Gather each line of the records where "signal" appears.

▶ [DATA FOR THIS TASK]
»»

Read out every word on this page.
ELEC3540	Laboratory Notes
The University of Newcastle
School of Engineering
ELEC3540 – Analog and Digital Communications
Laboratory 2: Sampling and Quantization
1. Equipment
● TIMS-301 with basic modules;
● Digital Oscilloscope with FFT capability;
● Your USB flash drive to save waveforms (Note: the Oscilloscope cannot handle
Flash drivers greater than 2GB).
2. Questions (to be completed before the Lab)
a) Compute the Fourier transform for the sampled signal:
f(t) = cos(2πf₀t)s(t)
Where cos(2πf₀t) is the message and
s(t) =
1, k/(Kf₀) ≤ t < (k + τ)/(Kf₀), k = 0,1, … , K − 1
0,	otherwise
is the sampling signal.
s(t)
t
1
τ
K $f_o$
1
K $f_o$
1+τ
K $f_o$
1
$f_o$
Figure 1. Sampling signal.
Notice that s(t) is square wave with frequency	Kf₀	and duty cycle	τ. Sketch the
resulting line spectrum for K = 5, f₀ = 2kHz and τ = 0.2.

««

▶ [CORRECT RESPONSE]
a) Compute the Fourier transform for the sampled signal:
is the sampling signal.
Figure 1. Sampling signal.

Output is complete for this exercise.